:: TEXT BLOCK ::

What a Difference a Year Makes...

in image description technologies

May 04, 2024

The Many Layers of Image Description - Part 1

Inspired by

’s Cameras as Notepads, I thought it was high time for me to *finally* start my own series of articles and I thought I would give Substack a whirl. I am an artist and technologist who researches image description and I work at the intersection of embedded metadata, knowledge graphs and human oriented, data-centric AI.

1. Why this, why now

Last week, I was preparing a video for the Tools Track of the Knowledge Graph Conference and created this slide for my video (which I ended up not using in the video). Nevertheless I thought it might be a perfect launching point for a discussion about just how far image description technology has come in a year.

But then…I realized that Substack strips all embedded metadata from images you post on it and thus I’ve now become distracted by the topic of metadata stripping and so I can’t help but start with this subject instead. Consider this image an appetizer for an upcoming Part 2 in a series of newsletters about image description.

An illustration that shows a photograph and text descriptions of the image that have been created in Microsoft Azure product and the Microsoft Co-Pilot product — A year in image description technology: Microsoft Azure vs Microsoft Co-Pilot (https://imgsnp.co/p3zmz)

2. The First Problem: Metadata Stripping

This is a controversial topic. Let’s just get that on the table right now.

There is definitely the ‘good, the bad and the ugly’ when it comes to metadata and most people just get confused by the word ‘metadata’ anyway. Metadata is just ‘data’. It’s data about things, about stuff, about us. For another attempt at me describing metadata - see this page at my site: Metadata Rocks.

It gets far more complicated than this. There are many more ways to dissect and analyze metadata - from metadata added by cameras, phones and machines to metadata about human behavior, but when I talk about metadata, I’m most likely referring to: the creator, the copyright and the descriptions of digital images you can post on the web.

:::
:: ROWS ::

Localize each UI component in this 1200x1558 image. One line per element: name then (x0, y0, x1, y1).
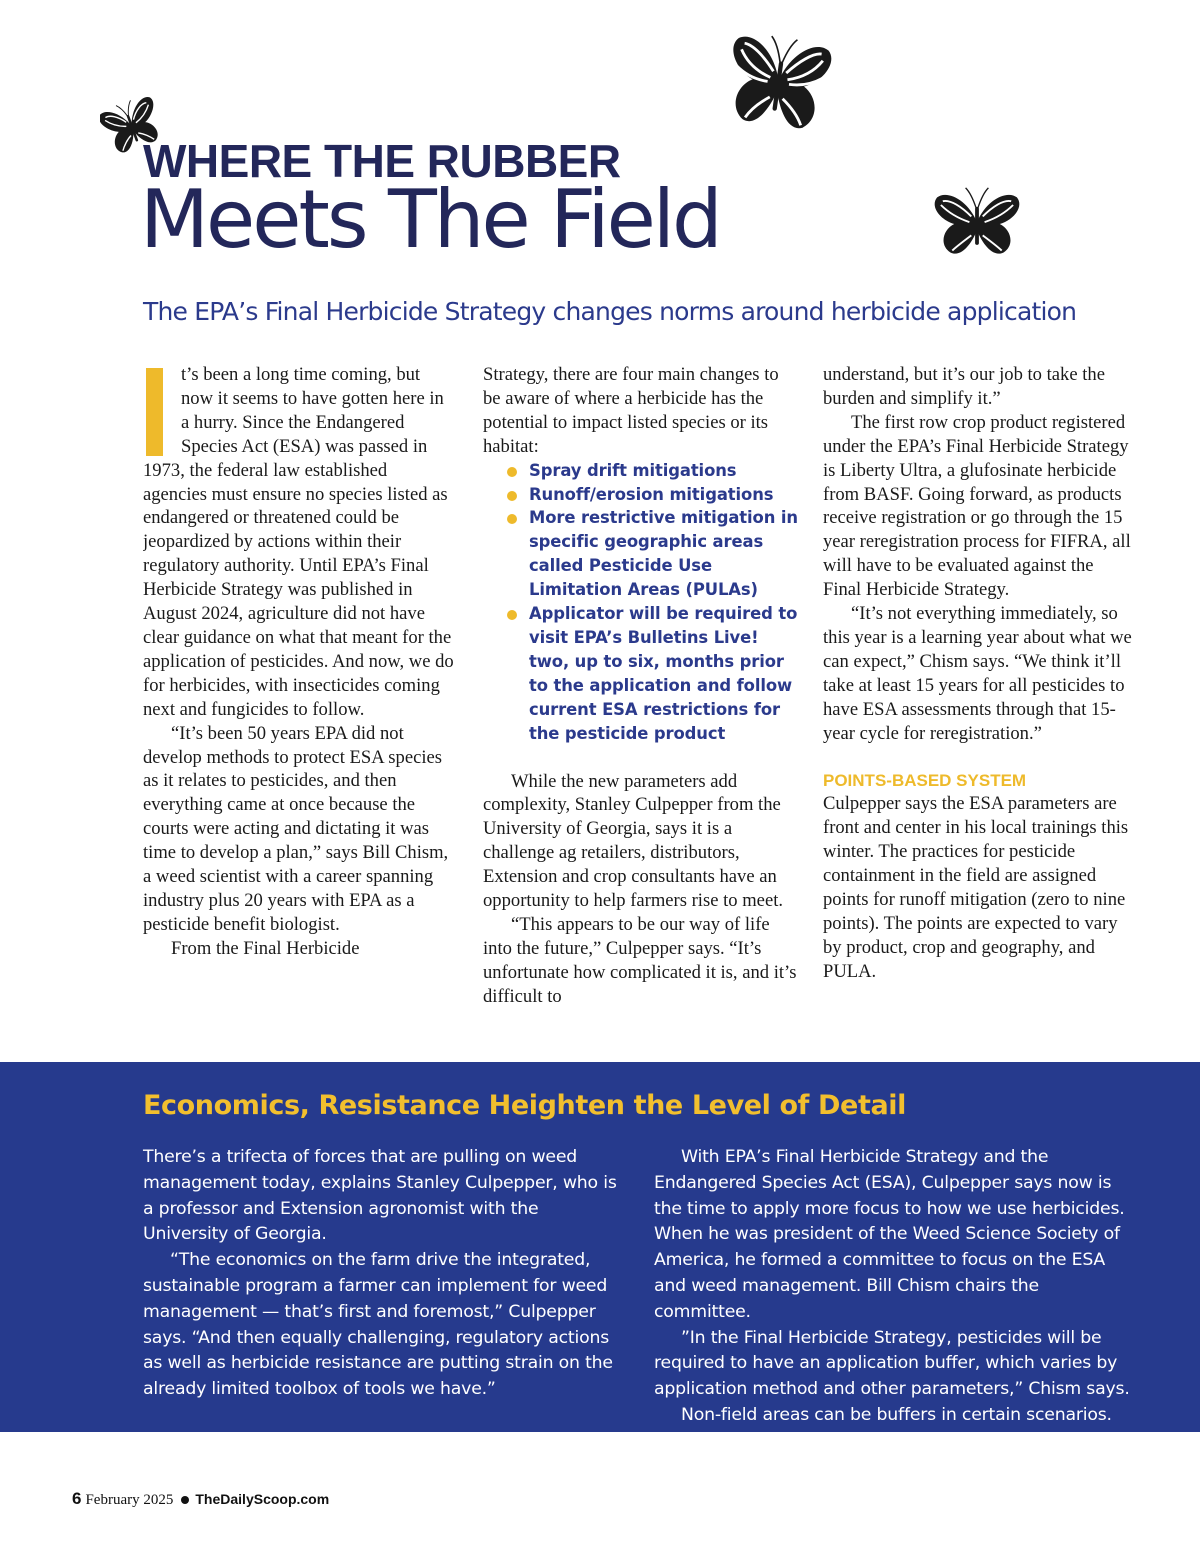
article-paragraph: Culpepper says the ESA parameters are front and center in his local trainings this winter. The practices for pesticide containment in the field are assigned points for runoff mitigation (zero to nine points). The points are expected to vary by product, crop and geography, and PULA. (823, 793, 1129, 982)
article-paragraph: t’s been a long time coming, but now it seems to have gotten here in a hurry. Since the Endangered Species Act (ESA) was passed in 1973, the federal law established agencies must ensure no species listed as endangered or threatened could be jeopardized by actions within their regulatory authority. Until EPA’s Final Herbicide Strategy was published in August 2024, agriculture did not have clear guidance on what that meant for the application of pesticides. And now, we do for herbicides, with insecticides coming next and fungicides to follow. (143, 364, 454, 720)
article-headline: Meets The Field (140, 173, 720, 266)
bullet-dot-icon (181, 1496, 189, 1504)
article-paragraph: understand, but it’s our job to take the burden and simplify it.” (823, 364, 1105, 409)
list-item: Runoff/erosion mitigations (529, 483, 799, 507)
sidebar-paragraph: There’s a trifecta of forces that are pulling on weed management today, explains Stanley Culpepper, who is a professor and Extension agronomist with the University of Georgia. (143, 1147, 617, 1245)
sidebar-title: Economics, Resistance Heighten the Level of Detail (143, 1090, 906, 1121)
article-paragraph: Strategy, there are four main changes to be aware of where a herbicide has the potential to impact listed species or its habitat: (483, 364, 779, 457)
page-number: 6 (72, 1489, 82, 1508)
article-paragraph: The first row crop product registered under the EPA’s Final Herbicide Strategy is Liberty Ultra, a glufosinate herbicide from BASF. Going forward, as products receive registration or go through the 15 year reregistration process for FIFRA, all will have to be evaluated against the Final Herbicide Strategy. (823, 411, 1131, 601)
article-paragraph: While the new parameters add complexity, Stanley Culpepper from the University of Georgia, says it is a challenge ag retailers, distributors, Extension and crop consultants have an opportunity to help farmers rise to meet. (483, 770, 784, 912)
article-dek: The EPA’s Final Herbicide Strategy changes norms around herbicide application (143, 297, 1077, 326)
issue-date: February 2025 (85, 1492, 174, 1508)
article-paragraph: From the Final Herbicide (171, 937, 360, 959)
mitigation-list (483, 459, 799, 746)
article-column-3 (823, 363, 1135, 1043)
drop-cap (146, 368, 163, 456)
article-column-1 (143, 363, 455, 1043)
sidebar-paragraph: ”In the Final Herbicide Strategy, pesticides will be required to have an application buffer, which varies by application method and other parameters,” Chism says. (654, 1327, 1130, 1400)
sidebar-paragraph: “The economics on the farm drive the integrated, sustainable program a farmer can implement for weed management — that’s first and foremost,” Culpepper says. “And then equally challenging, regulatory actions as well as herbicide resistance are putting strain on the already limited toolbox of tools we have.” (143, 1250, 613, 1400)
page-footer (72, 1489, 329, 1510)
article-paragraph: “It’s not everything immediately, so this year is a learning year about what we can expect,” Chism says. “We think it’ll take at least 15 years for all pesticides to have ESA assessments through that 15-year cycle for reregistration.” (823, 603, 1132, 744)
list-item: More restrictive mitigation in specific geographic areas called Pesticide Use Limitation Areas (PULAs) (529, 506, 799, 602)
article-paragraph: “This appears to be our way of life into the future,” Culpepper says. “It’s unfortunate how complicated it is, and it’s difficult to (483, 913, 797, 1007)
sidebar-paragraph: With EPA’s Final Herbicide Strategy and the Endangered Species Act (ESA), Culpepper says now is the time to apply more focus to how we use herbicides. When he was president of the Weed Science Society of America, he formed a committee to focus on the ESA and weed management. Bill Chism chairs the committee. (654, 1147, 1125, 1322)
website-link[interactable]: TheDailyScoop.com (195, 1491, 330, 1507)
article-paragraph: “It’s been 50 years EPA did not develop methods to protect ESA species as it relates to pesticides, and then everything came at once because the courts were acting and dictating it was time to develop a plan,” says Bill Chism, a weed scientist with a career spanning industry plus 20 years with EPA as a pesticide benefit biologist. (143, 722, 449, 935)
article-column-2 (483, 363, 799, 1043)
butterfly-icon (928, 186, 1026, 262)
list-item: Applicator will be required to visit EPA’s Bulletins Live! two, up to six, months prior to the application and follow current ESA restrictions for the pesticide product (529, 602, 799, 745)
article-kicker: WHERE THE RUBBER (143, 135, 621, 187)
section-subhead: POINTS-BASED SYSTEM (823, 770, 1027, 790)
sidebar-column-2 (654, 1145, 1132, 1429)
sidebar-paragraph: Non-field areas can be buffers in certain scenarios. (681, 1404, 1112, 1425)
list-item: Spray drift mitigations (529, 459, 799, 483)
sidebar-column-1 (143, 1145, 621, 1403)
butterfly-icon (724, 30, 832, 140)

:::

**TO-DO LIST:**
1. Print the passage from the image description article starting at "May 04, 2024" and ending at "oriented, data-centric AI.".
2. In the image description article, what was the author preparing a video for last week?
3. Write the next part of the image description article, picking up after its final sentence.

**RESULTS OF THE TASKS:**
1.
May 04, 2024

The Many Layers of Image Description - Part 1

Inspired by

’s Cameras as Notepads, I thought it was high time for me to *finally* start my own series of articles and I thought I would give Substack a whirl. I am an artist and technologist who researches image description and I work at the intersection of embedded metadata, knowledge graphs and human oriented, data-centric AI.

2. The author was preparing a video for the Tools Track of the Knowledge Graph Conference.

3.
There are many types of ‘bad metadata’ (metadata that deliberately contains bias, inaccuracies and even hostile intent), but also many types of neutral metadata (like location in the form of GPS coordinates and camera data) that are, unfortunately, OFTEN maliciously used for stalking and doxxing, and it’s this misuse that often gives metadata an even worse reputation than it deserves.

Other types of metadata —such as the kind that is collected by social media and messaging services about our behaviors on the web - can also be used by any number of organizations for many deceptive and surveillance related agendas all the way from 3rd party and unwanted marketers to governments and political agendas. All of this is bad. It can be intentional or unintentional and/or used circumstantially for bad reasons.

However, it is as a result of these misuses of some types of metadata, that there are now many people who have been preconditioned to automatically say that ALL metadata from ALL images is bad and that it should ALL be stripped by default - especially in most social media platforms.

The awareness of the problems of ‘bad’ metadata, such as embedded location data, is so pervasive that it’s actually been a central plot point in several Hallmark movies. In the predictable format, the conflict between the soon-to-be couple comes down to the disclosure of a beautiful hidden locale inadvertently sent as an embedded GPS coordinate to a 3rd party who releases it to the world!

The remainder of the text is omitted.